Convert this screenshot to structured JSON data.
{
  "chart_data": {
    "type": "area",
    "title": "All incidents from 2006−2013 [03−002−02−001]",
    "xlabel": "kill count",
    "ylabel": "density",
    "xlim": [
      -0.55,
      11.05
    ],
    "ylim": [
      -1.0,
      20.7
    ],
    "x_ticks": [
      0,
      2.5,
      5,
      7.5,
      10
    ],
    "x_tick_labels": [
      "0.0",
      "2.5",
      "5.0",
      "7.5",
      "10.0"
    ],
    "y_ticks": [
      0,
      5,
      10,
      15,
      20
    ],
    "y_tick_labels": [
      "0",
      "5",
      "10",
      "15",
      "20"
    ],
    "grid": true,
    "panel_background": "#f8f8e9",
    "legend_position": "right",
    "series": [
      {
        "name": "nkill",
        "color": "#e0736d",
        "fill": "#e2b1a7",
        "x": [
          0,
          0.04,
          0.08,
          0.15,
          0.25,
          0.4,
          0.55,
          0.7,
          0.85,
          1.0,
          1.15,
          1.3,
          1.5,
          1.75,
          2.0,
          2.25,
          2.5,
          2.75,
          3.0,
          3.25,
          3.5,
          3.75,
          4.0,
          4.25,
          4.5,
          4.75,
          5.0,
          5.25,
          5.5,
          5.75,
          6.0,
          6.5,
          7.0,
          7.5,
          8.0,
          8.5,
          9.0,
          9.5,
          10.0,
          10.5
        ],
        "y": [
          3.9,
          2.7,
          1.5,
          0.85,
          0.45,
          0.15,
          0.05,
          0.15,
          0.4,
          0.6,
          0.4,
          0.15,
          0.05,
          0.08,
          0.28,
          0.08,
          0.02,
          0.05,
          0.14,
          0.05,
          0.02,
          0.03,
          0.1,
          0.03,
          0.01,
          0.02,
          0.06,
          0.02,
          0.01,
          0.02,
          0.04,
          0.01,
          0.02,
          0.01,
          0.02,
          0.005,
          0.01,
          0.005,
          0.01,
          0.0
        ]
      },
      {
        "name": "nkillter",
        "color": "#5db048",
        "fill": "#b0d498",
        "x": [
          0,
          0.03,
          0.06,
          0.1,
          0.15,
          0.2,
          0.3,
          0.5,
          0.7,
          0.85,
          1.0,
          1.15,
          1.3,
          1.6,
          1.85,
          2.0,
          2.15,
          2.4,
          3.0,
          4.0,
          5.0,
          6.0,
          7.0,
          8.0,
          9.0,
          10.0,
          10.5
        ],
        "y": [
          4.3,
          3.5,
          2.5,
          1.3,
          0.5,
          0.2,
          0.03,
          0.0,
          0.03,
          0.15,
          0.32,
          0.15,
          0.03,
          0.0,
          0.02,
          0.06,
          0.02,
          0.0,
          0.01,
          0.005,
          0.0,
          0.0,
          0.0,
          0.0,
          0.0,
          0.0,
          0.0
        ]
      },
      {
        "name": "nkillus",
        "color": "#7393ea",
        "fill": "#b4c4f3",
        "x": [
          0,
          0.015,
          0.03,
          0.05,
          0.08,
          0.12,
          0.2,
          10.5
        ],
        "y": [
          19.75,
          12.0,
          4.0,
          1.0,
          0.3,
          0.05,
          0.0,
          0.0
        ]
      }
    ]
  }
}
*****
** Work to complete **
Write down every line of the data above that includes the string "name".

** Task solution **
        "name": "nkill",
        "name": "nkillter",
        "name": "nkillus",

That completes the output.